- Text provided
*** Begin section ***

These enormous ships glide with monstrosity across the Grand Canal, almost double the size of the Doge’s palace. Their immense scale is completely disproportionate to the surrounding buildings and people, which, by comparison, are reduced to a sort of ‘theme park’. Even the palace, supposed to represent the city’s pride and power, becomes trivialised. Sadly, the concept of a ‘theme park’ is not all too distant from the purpose of the cruise ships, which quite literally serve as vehicles for mass tourism, shipping a large number of visitors from sight to sight. The city becomes a product of entertainment for the insatiable consumer.


In addition to its absurd appearance, the cruise liner imposes direct threats on the city’s urban composition. Environmental costs are evident; the ships contribute considerably to air and sea pollution, as well as putting a strain on old, fragile buildings. In an article written in response to Salvatore Settis’ book If Venice Dies, Michael Webb asserts: ‘In a recent resolution, UNESCO warned that Venice would be placed on its list of endangered sites if the city did not ban cruise ships by February 2017. Predictably, the Italian government pressured the organisation to withdraw or postpone its decision. It had earlier […] passed a measure banning cruise ships from skirting sensitive sites, but made an exception for Venice, the most fragile of them all’.[i] Only very recently, a cruise ship in Venice’s waters collided with a small tourist boat.


The cruise liner is not the first nor only factor that has put a human, cultural or environmental strain on the city. Venice has, for centuries, been a place whose glory is associated with its slow death. Our admiration of its beauty is invariably combined with our simultaneous mourning of its decline. The morbidity of this city may even have some appeal. We are never able to appreciate anything so truly as when we know it might be taken away from us. The theme of ‘death’ has been tied to Venice in many literary works, such as in Thomas Mann’s famous novel Death in Venice. James Morris argues that the city has already died several deaths, starting with its death as ‘a great power’ in 1498, when Vasco da Gama discovered a sea-based route to the Orient. This was followed by the city’s death as a ‘political entity’ with Napoleon’s invasion in 1797, and finally its death as ‘an island phenomenon’ when the Ponte della Libertà was built to connect the city to the mainland.[ii]


Venice is now dying in two ways. Its material death is accompanied with its, arguably more concerning, spiritual death. In his aforementioned book, Salvatore Settis warns that the city is losing its identity, cultural memory and community. The more estranged Venetians become from their city, the more Venice loses its ‘soul’. The number of citizens living in Venice decreased by over 100,000 from 1971 to 2011, and in the historic centre, the number has almost halved.[iii] Settis argues that the city must be given a new purpose and industry in order to survive, with a creative sector that extends beyond the realms of tourism.


Hopefully, the process of deterioration that Settis describes is one that can, at least to some extent, be slowed down. However, returning to the example of the cruise ships: let us assume that Venice has become a mere projection of its past. Let us assume it has lost its identity, or that it has been reduced to a superficial, beautiful, yet empty, shell. What is left is its exterior appearance, which reminds of what it once was: powerful and proud. The cruise liner now abolishes even this last remnant of dignity.


Through the ships’ aggressive distortion of Venice’s urban structure, the combined threats the city faces become staggering. The fact that Venice is dying is hard to ignore. The ship is no longer a symbol of nostalgia, to be interpreted as a ‘charm’. At most, the cruise ship should be considered a wake-up call. It destroys the last form of life a historic city has; that which lies in its contemplation. If Venice is to die, shouldn’t this wonderful city at least be granted a more natural death?





[i] Michael Webb, ‘Like a critically ill patient, Venice’s wounds are proof of a widespread disease’, Architectural Review (2017) [accessed 17 Jun. 2019].


[ii] James Morris, 'Venice: problems and possibilities', Architectural Review (2018) [accessed 17 Jun. 2019].


[iii] Salvatore Settis, If Venice Dies (Pallas Athene Publishers: 2018).

*** End section ***

- Task set
1. Answer these questions using the essay on Venice:
(a) By what deadline did UNESCO warn that Venice must ban cruise ships?
(b) According to James Morris, in what year did Venice die as a "political entity"?
(c) By how much did the number of citizens living in Venice decrease from 1971 to 2011?
2. Extract the passage of the essay on Venice from "[i] Michael Webb, ‘Like" up to and including "(2018) [accessed 17 Jun. 2019].", word for word.
The records are separate material, unconnected to the essay on Venice.

Data entries
*** Begin section ***

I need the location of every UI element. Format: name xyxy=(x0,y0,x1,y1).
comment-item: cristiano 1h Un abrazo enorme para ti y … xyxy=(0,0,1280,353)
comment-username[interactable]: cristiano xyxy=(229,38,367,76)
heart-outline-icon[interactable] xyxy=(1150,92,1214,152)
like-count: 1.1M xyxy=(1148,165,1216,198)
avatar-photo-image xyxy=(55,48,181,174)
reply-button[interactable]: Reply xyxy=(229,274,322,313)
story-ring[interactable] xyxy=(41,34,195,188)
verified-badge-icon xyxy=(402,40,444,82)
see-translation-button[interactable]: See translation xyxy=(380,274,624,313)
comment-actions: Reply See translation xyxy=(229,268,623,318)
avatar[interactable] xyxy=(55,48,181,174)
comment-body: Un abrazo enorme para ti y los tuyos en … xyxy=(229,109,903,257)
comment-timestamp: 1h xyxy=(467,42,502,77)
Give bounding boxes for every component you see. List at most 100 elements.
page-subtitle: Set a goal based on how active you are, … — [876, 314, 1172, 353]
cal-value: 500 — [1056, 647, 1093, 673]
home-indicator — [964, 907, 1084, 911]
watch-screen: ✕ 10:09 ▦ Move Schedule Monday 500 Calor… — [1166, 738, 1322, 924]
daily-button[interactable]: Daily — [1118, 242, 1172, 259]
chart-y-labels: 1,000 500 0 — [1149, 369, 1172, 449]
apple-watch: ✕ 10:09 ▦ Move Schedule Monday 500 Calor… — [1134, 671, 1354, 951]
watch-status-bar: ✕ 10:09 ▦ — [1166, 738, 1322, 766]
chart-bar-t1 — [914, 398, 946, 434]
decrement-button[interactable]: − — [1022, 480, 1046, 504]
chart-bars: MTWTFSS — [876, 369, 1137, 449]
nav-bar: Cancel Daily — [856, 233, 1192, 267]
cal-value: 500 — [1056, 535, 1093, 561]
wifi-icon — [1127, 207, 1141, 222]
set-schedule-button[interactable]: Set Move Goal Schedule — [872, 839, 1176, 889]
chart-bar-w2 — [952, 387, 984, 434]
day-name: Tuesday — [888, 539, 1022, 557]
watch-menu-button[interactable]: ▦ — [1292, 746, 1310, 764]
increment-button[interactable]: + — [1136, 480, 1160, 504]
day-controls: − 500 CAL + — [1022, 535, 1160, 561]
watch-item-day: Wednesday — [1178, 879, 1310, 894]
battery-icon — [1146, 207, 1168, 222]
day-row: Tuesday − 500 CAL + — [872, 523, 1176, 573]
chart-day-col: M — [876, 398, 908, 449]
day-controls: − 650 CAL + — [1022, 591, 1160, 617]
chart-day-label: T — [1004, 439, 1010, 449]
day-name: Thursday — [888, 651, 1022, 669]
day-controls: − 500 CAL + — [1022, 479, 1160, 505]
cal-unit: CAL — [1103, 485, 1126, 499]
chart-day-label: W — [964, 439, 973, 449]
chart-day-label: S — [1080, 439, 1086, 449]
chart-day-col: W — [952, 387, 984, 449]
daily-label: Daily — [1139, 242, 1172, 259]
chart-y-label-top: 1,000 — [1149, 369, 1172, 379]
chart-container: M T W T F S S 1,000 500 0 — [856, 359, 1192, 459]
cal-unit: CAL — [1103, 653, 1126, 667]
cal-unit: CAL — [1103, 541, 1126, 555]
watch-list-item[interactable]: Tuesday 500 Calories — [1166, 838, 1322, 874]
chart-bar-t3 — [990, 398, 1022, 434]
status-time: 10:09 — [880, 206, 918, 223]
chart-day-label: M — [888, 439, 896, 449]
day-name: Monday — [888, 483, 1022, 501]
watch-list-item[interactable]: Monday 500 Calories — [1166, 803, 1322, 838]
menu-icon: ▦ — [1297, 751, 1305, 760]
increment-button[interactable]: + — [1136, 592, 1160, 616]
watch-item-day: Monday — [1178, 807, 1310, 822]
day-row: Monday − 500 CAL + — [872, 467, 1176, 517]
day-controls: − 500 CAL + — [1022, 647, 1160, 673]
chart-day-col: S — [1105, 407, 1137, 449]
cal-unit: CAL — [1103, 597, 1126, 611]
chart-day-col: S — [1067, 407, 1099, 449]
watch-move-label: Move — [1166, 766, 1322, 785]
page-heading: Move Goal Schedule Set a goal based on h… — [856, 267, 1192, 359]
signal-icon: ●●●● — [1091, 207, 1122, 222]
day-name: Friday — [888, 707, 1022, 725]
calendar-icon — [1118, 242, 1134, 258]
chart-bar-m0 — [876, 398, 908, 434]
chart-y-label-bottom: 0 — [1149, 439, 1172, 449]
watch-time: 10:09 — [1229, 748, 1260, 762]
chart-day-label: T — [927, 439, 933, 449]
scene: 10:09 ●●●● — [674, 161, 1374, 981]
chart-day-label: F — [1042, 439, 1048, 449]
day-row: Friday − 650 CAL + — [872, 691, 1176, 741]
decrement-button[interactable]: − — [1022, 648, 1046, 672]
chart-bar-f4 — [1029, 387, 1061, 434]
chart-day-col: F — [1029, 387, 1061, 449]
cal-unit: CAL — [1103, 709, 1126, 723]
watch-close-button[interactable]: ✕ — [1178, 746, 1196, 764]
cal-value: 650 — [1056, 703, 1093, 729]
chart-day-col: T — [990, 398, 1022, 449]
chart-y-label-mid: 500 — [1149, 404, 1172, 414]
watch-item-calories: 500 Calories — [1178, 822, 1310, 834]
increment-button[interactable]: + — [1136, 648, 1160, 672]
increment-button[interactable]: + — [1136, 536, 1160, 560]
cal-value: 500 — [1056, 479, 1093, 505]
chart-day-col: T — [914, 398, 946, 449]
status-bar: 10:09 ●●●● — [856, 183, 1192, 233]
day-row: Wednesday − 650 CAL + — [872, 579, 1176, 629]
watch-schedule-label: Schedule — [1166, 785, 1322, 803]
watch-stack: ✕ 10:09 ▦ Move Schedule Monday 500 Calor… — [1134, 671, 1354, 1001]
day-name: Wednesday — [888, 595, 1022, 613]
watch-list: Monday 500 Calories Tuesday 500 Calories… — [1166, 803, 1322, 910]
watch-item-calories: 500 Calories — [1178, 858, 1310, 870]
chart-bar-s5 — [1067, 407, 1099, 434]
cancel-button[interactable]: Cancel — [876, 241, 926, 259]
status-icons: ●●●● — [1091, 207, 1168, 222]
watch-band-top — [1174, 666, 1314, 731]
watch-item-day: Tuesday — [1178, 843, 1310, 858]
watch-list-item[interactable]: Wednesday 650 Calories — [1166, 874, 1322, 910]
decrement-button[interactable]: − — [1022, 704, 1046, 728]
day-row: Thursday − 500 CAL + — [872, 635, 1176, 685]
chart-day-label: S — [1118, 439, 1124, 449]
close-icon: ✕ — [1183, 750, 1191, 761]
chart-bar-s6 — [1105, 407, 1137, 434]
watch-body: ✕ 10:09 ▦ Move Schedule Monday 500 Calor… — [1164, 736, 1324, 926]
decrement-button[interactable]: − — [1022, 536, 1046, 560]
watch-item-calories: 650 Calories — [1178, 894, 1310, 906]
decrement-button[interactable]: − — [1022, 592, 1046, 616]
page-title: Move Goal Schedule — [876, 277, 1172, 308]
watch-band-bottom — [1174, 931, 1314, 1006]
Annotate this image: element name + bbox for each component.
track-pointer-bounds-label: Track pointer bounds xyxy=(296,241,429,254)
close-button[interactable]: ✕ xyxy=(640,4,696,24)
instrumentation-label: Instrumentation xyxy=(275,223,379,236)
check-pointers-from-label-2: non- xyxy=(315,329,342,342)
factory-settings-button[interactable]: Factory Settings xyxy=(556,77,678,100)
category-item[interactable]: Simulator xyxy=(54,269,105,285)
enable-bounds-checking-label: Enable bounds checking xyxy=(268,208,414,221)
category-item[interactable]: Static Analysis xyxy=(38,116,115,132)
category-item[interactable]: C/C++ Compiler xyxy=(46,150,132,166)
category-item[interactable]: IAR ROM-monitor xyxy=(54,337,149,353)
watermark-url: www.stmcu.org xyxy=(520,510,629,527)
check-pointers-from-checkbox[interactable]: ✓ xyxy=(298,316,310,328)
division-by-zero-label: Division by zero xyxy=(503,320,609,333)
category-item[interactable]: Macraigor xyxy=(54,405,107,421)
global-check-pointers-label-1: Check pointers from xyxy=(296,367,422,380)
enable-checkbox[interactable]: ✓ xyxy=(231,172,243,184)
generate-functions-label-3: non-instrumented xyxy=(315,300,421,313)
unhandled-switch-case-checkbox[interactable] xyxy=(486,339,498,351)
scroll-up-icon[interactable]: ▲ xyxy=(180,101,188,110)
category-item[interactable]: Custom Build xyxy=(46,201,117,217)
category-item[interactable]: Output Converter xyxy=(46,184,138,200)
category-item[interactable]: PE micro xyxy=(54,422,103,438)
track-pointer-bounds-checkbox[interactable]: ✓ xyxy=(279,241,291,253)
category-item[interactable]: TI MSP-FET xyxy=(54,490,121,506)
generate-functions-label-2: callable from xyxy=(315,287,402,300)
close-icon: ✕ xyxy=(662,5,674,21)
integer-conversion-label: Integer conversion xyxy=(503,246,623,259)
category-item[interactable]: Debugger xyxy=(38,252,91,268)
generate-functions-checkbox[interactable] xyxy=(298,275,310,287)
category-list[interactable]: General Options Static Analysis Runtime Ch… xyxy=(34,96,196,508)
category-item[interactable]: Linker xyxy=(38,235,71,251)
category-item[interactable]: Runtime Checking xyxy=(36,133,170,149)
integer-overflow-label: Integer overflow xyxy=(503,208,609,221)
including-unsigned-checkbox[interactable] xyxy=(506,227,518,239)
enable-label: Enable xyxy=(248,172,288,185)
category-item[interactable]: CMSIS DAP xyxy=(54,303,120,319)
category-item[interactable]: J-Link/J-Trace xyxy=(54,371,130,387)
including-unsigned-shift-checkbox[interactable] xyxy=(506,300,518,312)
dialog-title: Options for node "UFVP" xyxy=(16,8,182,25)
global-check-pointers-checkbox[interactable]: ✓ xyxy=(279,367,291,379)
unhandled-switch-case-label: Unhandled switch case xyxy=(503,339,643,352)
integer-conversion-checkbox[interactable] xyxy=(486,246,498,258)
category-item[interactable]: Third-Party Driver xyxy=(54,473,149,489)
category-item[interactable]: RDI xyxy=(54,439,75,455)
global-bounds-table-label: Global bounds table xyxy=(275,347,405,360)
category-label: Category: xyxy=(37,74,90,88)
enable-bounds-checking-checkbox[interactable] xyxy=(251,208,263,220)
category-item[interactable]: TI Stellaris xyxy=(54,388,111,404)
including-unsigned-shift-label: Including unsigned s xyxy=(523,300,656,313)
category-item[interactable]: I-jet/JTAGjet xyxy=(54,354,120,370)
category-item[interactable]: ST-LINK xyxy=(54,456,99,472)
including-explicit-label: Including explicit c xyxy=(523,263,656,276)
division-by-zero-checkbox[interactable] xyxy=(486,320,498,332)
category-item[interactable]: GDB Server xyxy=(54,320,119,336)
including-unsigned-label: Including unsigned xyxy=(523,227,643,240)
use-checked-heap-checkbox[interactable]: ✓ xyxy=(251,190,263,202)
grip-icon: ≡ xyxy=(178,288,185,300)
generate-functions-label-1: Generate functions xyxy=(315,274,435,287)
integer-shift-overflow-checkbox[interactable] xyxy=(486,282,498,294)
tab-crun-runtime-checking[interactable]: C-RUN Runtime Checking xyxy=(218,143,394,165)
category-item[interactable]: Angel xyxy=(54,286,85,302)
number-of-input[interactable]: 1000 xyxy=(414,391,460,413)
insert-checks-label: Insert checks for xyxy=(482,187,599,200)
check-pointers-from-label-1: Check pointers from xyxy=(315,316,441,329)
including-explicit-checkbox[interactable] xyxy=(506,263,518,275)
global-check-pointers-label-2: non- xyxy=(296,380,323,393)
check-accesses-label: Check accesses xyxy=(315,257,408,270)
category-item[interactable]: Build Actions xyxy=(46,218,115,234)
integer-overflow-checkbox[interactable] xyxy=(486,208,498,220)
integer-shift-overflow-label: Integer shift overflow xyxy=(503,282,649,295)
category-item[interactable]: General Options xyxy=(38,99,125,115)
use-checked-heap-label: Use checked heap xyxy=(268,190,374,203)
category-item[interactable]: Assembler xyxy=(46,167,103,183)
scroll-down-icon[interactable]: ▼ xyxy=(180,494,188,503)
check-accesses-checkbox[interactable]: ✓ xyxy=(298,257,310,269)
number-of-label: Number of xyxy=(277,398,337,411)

*** End section ***

- Answers to the tasks
1.
(a) February 2017
(b) 1797
(c) By over 100,000

2.
[i] Michael Webb, ‘Like a critically ill patient, Venice’s wounds are proof of a widespread disease’, Architectural Review (2017) [accessed 17 Jun. 2019].


[ii] James Morris, 'Venice: problems and possibilities', Architectural Review (2018) [accessed 17 Jun. 2019].